Saved entries
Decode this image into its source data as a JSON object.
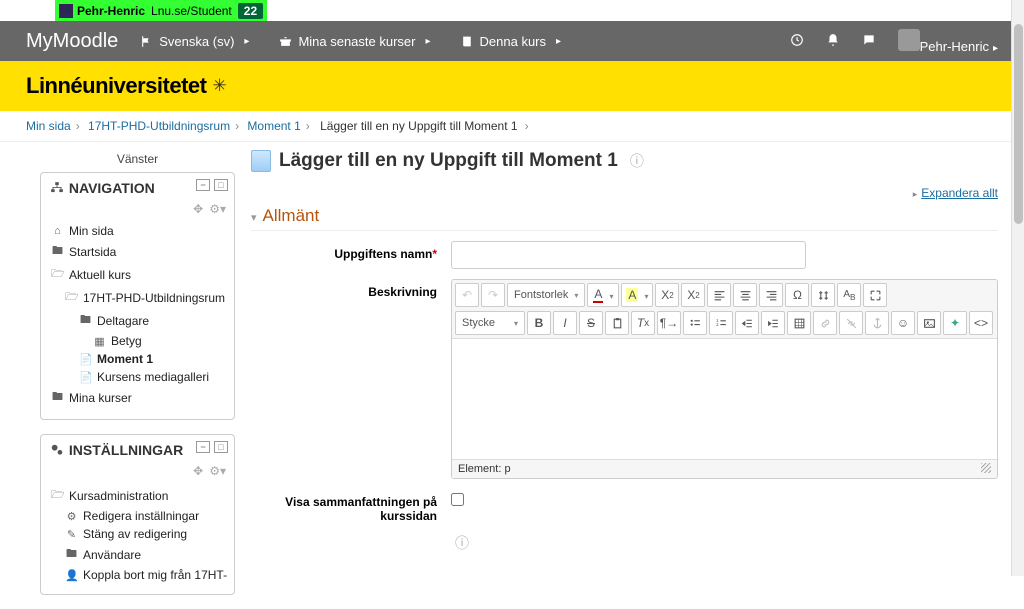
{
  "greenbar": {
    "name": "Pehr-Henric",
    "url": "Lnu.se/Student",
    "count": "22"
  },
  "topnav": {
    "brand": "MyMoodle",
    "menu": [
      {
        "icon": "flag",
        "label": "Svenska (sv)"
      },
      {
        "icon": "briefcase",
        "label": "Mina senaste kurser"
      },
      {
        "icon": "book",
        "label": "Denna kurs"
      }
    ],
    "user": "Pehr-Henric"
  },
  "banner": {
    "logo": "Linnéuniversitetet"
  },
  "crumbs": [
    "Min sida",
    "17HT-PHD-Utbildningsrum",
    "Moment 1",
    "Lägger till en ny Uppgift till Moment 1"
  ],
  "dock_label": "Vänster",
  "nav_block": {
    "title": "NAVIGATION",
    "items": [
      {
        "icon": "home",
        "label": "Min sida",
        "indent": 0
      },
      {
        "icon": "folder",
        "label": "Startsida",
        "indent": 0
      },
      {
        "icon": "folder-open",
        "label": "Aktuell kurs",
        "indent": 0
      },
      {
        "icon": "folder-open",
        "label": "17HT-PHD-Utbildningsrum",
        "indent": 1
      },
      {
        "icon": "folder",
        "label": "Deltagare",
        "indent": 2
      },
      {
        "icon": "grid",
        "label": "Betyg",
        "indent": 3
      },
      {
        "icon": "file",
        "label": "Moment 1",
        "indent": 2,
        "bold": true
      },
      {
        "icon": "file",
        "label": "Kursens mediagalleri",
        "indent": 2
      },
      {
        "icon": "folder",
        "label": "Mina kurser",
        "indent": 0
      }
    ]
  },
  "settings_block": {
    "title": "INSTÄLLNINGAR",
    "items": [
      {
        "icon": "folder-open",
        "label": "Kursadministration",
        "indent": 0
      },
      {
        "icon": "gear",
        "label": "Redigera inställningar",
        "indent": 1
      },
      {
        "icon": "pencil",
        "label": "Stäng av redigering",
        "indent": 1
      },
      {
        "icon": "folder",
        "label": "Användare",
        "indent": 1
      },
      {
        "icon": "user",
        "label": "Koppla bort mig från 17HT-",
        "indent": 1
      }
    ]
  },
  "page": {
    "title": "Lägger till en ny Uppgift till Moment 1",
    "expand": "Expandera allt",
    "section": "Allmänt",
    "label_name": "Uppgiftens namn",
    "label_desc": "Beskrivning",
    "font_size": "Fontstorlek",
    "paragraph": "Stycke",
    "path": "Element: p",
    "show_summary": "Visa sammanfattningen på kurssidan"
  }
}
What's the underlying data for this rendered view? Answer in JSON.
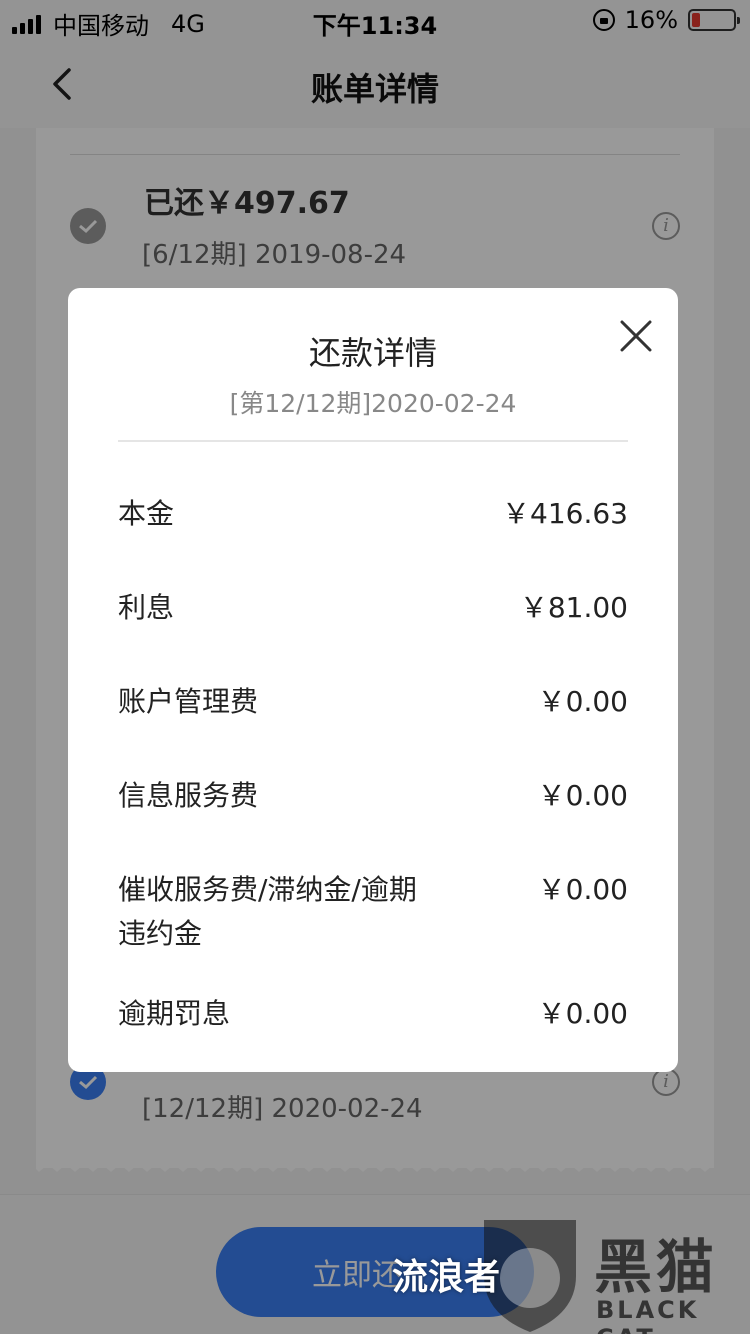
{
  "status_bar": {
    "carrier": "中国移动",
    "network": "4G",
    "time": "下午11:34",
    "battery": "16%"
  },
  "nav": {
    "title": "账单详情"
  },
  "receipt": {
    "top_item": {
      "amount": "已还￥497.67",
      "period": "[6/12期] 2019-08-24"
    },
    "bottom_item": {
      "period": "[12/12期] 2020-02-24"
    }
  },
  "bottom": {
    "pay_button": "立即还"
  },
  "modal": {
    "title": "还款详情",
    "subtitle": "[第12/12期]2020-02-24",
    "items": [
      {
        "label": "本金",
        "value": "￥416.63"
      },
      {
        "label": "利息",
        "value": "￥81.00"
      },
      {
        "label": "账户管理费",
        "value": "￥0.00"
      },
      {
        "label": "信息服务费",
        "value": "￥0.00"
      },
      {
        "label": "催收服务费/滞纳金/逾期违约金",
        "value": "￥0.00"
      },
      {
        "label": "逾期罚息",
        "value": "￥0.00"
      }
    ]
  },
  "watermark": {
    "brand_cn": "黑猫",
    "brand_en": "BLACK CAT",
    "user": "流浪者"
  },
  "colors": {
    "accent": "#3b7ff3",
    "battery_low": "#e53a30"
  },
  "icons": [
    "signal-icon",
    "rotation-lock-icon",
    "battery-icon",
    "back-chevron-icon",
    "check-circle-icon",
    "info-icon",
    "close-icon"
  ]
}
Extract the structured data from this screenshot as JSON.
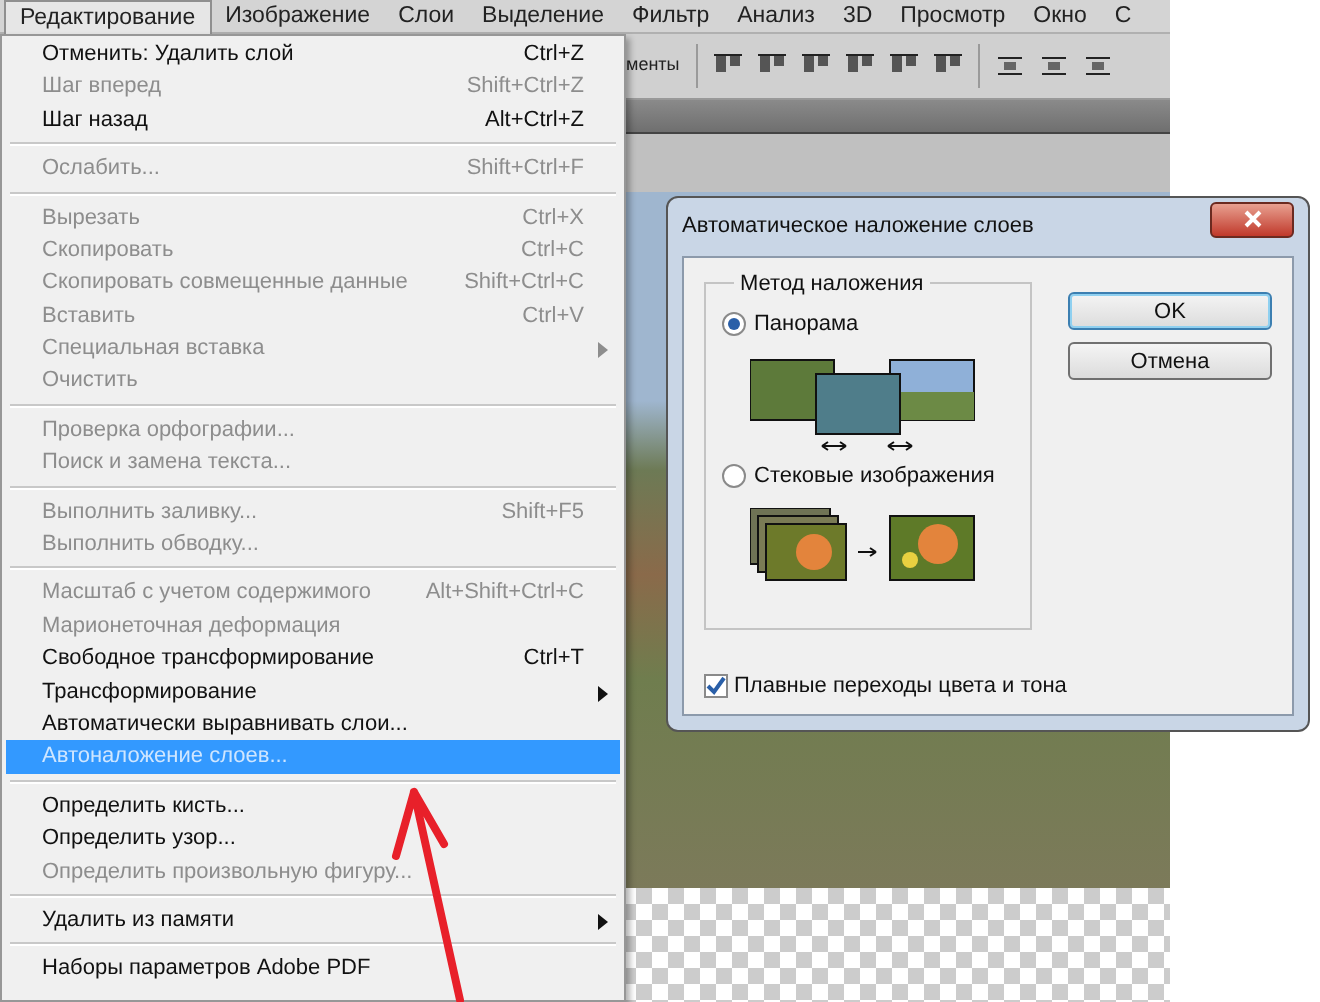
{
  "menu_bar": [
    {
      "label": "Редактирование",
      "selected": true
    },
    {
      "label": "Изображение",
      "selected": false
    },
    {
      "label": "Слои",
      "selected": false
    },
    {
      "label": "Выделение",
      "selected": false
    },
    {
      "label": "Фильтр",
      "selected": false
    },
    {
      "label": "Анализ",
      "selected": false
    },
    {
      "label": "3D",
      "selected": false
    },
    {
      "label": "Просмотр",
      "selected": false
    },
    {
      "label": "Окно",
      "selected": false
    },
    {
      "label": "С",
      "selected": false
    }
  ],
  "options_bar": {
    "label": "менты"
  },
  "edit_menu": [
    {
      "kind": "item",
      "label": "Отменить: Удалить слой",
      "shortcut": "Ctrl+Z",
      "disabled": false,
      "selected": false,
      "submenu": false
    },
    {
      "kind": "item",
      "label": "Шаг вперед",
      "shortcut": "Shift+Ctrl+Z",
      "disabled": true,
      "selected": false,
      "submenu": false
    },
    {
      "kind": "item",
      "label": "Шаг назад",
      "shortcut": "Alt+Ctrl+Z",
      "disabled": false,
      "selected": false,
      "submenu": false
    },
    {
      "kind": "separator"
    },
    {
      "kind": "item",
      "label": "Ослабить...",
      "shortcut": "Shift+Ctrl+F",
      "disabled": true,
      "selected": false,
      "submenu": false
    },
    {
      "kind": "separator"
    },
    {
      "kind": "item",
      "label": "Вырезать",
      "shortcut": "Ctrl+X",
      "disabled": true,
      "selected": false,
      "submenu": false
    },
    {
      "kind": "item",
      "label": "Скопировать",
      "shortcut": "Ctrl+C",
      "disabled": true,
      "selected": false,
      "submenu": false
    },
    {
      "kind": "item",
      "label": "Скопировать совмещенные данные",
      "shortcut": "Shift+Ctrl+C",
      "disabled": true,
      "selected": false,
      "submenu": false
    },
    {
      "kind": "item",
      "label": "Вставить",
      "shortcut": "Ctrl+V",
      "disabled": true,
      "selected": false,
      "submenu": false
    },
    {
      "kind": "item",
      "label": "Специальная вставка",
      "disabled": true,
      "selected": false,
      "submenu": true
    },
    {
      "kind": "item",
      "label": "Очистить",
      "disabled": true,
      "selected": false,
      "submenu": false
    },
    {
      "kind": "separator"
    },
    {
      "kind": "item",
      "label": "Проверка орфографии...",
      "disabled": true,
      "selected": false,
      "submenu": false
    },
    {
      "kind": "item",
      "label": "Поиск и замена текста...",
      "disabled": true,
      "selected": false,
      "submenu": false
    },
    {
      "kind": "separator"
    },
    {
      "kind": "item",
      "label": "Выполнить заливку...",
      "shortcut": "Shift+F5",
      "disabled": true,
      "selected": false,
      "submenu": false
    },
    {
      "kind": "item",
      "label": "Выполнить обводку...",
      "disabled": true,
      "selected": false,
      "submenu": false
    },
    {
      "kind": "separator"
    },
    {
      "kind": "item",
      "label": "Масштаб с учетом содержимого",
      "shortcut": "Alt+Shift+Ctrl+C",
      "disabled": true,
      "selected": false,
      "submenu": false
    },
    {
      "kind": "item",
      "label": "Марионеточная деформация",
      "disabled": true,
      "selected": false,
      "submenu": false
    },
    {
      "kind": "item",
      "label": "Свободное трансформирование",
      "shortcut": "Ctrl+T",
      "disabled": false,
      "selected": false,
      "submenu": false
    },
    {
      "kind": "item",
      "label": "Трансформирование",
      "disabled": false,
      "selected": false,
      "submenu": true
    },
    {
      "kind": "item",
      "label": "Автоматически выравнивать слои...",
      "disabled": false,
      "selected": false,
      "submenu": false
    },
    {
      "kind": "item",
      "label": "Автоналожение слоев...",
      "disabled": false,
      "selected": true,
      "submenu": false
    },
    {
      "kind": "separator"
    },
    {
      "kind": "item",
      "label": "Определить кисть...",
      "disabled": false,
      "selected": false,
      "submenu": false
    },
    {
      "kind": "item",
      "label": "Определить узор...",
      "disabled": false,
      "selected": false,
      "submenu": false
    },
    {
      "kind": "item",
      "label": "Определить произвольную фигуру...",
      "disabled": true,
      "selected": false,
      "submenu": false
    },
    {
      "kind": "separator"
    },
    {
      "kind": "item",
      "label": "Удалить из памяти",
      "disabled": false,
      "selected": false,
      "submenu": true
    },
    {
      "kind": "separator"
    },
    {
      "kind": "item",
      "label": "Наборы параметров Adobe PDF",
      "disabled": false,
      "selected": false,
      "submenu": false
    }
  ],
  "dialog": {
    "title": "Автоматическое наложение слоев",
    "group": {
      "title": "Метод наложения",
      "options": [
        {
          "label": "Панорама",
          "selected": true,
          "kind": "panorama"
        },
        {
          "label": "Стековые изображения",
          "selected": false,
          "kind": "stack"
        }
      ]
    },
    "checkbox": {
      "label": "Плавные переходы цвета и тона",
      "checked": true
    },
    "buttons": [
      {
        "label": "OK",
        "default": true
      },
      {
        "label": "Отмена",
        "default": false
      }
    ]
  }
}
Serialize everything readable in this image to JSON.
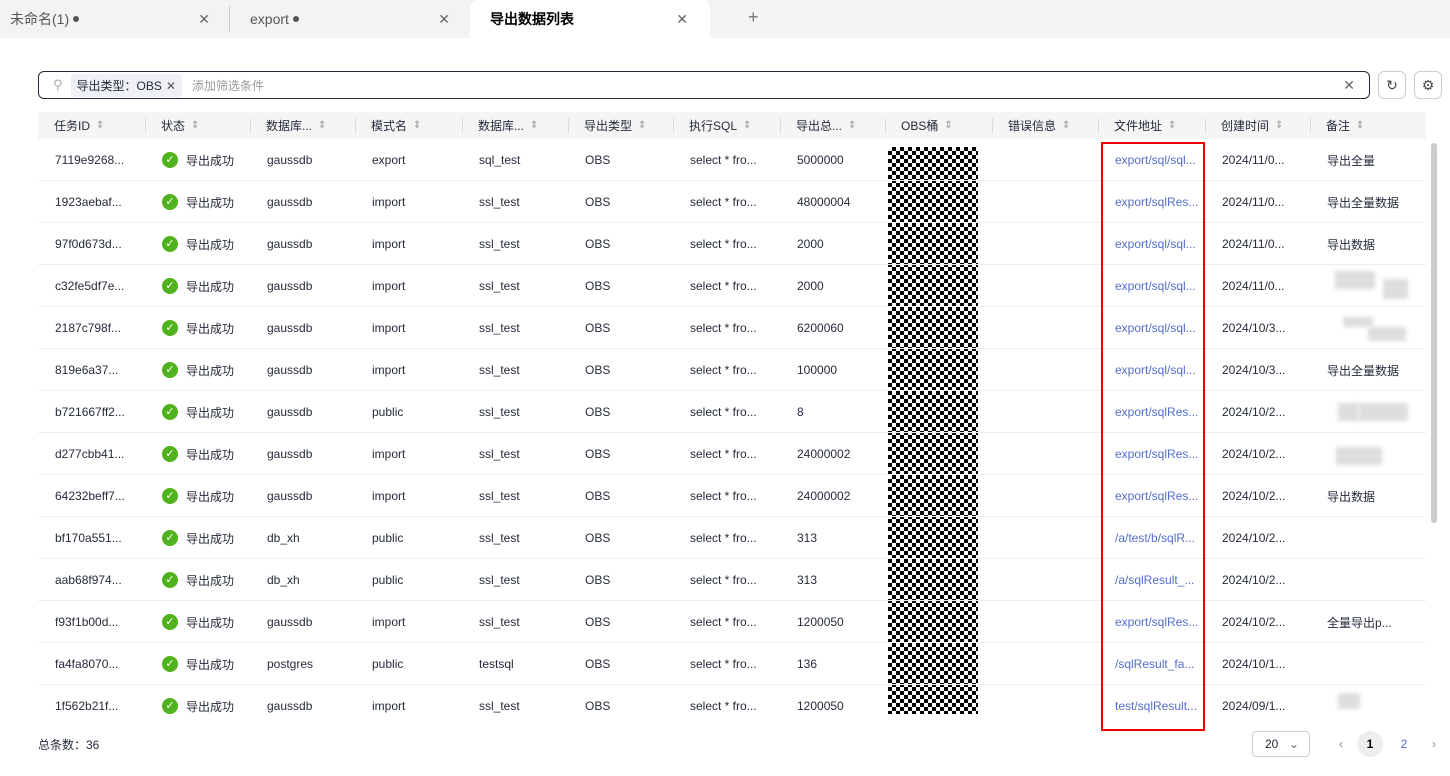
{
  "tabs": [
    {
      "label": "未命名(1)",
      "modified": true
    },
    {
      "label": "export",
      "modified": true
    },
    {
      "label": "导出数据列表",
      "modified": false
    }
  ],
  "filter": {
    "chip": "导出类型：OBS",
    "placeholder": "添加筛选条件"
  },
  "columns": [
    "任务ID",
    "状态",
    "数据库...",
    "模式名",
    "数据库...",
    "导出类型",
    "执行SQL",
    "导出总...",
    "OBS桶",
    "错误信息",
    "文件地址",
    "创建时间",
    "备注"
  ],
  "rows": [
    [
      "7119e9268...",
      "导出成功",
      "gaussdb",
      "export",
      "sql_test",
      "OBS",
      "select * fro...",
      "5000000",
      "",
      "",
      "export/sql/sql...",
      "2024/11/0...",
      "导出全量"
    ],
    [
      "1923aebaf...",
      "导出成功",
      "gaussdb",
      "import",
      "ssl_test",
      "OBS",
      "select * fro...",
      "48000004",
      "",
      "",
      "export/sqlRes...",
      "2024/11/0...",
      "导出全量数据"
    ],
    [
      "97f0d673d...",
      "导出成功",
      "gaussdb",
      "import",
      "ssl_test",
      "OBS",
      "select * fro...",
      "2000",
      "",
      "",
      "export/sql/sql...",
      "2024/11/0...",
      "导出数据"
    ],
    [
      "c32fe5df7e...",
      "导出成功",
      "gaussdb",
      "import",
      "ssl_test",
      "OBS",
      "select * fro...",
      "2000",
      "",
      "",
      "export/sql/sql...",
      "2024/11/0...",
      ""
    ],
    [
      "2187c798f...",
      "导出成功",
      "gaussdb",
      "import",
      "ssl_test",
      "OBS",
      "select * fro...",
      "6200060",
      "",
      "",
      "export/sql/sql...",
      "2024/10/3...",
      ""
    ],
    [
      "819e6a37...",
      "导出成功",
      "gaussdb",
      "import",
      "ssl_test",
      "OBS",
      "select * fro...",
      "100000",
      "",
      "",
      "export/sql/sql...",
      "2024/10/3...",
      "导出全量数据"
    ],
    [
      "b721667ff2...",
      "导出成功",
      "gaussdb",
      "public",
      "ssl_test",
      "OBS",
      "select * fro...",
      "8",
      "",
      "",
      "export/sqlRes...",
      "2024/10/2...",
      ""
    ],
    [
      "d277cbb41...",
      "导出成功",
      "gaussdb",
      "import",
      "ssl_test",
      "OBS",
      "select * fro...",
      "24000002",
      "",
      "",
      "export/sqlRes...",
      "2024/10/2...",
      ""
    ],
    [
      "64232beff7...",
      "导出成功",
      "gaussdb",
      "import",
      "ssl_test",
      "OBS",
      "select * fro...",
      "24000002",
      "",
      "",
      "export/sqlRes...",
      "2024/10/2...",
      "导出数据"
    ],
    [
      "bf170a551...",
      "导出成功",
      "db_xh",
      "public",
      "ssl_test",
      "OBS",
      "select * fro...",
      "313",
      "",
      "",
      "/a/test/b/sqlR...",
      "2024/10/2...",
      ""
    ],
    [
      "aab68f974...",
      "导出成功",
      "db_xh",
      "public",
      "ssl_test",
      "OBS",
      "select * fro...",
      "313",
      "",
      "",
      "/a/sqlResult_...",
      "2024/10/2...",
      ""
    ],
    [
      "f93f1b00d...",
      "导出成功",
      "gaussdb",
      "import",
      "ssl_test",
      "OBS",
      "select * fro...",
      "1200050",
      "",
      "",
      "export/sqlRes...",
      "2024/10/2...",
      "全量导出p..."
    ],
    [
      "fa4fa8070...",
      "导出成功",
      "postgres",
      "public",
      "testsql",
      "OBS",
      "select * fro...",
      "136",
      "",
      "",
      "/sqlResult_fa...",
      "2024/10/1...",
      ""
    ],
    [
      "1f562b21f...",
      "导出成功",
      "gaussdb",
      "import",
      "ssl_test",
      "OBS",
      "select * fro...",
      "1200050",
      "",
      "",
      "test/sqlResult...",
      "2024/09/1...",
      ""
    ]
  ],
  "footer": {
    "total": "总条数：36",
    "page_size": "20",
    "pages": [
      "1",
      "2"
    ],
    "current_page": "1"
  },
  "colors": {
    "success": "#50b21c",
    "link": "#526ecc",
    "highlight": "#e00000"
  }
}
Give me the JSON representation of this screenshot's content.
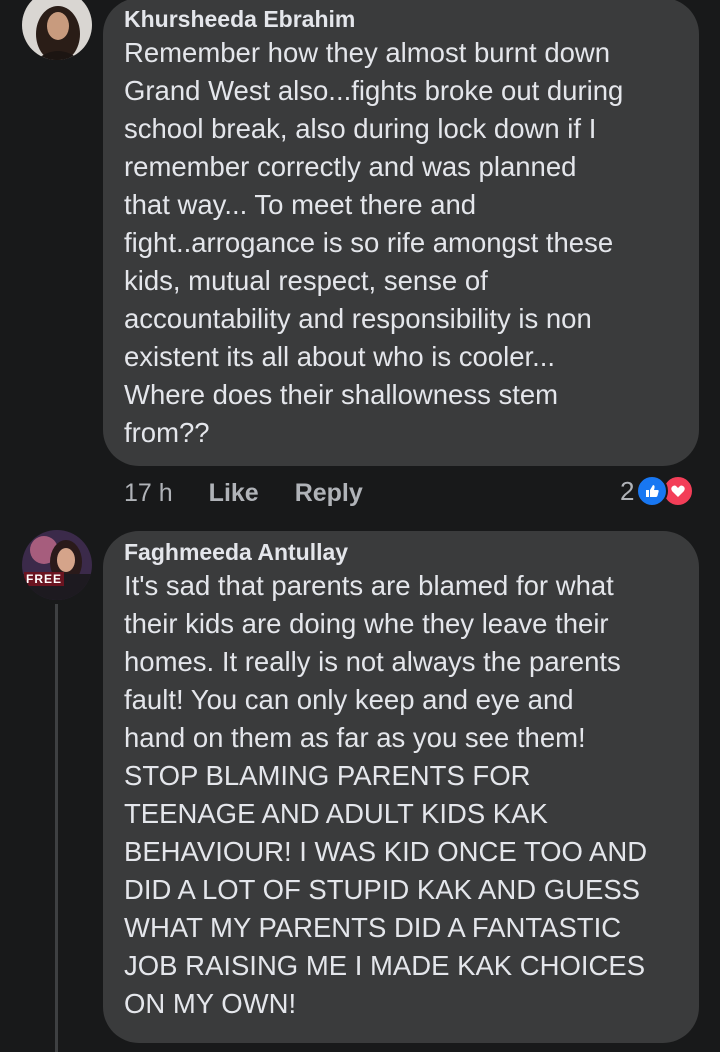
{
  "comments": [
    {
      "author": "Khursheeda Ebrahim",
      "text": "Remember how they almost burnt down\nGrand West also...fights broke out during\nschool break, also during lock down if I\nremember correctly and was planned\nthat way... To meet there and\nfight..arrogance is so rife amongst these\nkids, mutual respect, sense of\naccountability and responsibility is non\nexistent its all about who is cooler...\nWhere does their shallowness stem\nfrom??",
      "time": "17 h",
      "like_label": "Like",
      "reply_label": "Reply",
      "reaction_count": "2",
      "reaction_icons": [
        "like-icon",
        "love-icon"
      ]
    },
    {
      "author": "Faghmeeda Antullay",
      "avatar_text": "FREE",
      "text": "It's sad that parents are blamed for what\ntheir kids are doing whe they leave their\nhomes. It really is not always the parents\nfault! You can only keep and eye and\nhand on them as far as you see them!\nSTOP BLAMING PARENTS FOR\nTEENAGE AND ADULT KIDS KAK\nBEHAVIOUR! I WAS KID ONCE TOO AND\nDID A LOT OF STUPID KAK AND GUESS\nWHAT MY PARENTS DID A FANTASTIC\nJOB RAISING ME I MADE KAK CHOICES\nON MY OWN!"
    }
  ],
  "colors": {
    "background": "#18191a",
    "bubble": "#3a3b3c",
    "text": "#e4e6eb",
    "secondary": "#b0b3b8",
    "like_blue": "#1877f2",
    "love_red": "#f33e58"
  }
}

> [PROBLEM TO SOLVE]:
Find every line in the entries that includes the word "Mina", then state how many there are and nothing else.

> [TASK ANSWER]:
2